→ Your objective
Select from the data all lines with the word "FERNDALE".

→ Provided records
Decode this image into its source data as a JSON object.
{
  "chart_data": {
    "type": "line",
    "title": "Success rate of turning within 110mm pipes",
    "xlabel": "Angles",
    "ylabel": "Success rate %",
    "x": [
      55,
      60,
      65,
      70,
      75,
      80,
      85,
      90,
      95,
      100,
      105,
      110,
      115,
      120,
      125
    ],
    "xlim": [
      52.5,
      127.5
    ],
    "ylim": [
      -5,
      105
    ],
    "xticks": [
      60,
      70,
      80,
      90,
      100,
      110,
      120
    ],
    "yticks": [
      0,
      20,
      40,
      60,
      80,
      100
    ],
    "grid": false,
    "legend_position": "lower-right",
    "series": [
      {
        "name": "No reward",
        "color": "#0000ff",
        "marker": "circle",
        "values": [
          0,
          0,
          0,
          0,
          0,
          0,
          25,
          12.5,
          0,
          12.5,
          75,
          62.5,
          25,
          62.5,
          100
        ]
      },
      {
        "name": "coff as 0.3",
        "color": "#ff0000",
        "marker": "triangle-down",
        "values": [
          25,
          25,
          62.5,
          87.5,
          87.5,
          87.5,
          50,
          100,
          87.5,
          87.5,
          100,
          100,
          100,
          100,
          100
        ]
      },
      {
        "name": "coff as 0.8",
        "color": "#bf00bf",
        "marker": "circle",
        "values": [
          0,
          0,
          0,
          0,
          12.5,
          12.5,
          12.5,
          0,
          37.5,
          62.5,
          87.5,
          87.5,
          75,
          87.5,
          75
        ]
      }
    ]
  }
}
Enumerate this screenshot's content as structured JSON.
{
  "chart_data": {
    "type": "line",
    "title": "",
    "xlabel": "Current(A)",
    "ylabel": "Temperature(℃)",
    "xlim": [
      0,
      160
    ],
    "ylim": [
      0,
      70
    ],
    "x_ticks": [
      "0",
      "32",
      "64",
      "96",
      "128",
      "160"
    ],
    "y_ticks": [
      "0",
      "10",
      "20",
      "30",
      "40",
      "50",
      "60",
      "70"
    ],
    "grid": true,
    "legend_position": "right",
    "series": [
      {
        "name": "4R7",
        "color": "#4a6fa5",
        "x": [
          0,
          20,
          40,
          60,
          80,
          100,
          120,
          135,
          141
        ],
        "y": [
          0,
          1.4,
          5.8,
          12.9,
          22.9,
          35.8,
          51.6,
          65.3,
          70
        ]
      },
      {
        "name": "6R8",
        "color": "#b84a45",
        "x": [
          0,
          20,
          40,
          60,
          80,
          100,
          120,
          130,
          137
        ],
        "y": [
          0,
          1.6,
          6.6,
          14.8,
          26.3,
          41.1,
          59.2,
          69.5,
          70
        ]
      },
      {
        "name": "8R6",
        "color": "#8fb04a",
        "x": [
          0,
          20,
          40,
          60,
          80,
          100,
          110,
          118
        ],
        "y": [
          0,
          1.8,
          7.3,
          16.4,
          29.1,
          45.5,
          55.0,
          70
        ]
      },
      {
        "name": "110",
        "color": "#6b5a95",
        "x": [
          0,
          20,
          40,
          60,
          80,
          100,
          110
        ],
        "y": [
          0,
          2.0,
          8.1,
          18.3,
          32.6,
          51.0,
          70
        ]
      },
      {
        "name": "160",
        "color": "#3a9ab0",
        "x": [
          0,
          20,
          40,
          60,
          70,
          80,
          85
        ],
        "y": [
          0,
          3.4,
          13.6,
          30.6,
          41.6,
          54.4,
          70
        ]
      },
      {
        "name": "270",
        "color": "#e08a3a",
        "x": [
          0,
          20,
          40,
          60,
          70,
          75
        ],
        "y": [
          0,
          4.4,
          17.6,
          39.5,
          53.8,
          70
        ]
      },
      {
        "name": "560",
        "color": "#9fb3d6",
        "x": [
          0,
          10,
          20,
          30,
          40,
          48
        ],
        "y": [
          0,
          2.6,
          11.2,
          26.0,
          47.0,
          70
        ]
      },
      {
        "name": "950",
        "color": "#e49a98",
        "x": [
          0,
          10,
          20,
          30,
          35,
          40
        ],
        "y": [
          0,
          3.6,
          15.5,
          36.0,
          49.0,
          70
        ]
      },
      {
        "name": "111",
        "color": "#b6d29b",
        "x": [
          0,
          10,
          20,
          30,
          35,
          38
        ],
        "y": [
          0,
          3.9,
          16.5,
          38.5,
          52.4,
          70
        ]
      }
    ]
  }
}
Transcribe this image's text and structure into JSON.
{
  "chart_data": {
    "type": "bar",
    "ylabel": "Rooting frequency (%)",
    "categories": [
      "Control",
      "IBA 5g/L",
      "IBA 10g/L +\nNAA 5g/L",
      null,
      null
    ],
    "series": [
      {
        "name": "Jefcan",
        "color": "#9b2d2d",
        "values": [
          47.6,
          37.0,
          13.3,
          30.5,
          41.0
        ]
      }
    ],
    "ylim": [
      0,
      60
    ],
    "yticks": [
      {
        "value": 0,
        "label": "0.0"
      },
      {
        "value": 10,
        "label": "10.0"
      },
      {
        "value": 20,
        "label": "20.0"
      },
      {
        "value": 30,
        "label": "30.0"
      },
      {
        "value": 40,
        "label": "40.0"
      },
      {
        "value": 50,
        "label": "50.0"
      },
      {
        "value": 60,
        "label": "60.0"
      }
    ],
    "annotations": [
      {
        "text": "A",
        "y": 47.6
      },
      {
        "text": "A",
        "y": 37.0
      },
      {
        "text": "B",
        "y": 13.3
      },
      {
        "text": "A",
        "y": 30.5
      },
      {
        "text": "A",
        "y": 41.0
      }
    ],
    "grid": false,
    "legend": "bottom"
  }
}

...

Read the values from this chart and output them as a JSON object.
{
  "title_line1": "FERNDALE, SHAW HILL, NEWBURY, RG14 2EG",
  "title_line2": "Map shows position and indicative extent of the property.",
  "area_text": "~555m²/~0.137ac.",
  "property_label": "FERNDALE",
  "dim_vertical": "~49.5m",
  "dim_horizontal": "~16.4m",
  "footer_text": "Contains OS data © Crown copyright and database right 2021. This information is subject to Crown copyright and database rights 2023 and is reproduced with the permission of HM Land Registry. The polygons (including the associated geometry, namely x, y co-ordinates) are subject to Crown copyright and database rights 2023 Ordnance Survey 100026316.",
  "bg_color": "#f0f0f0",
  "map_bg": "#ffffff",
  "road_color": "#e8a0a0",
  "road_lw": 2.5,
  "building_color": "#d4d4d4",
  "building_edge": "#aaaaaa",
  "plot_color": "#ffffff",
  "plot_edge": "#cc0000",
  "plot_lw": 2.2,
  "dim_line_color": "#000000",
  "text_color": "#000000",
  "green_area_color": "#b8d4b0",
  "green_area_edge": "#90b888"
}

→ The result
  "title_line1": "FERNDALE, SHAW HILL, NEWBURY, RG14 2EG",
  "property_label": "FERNDALE",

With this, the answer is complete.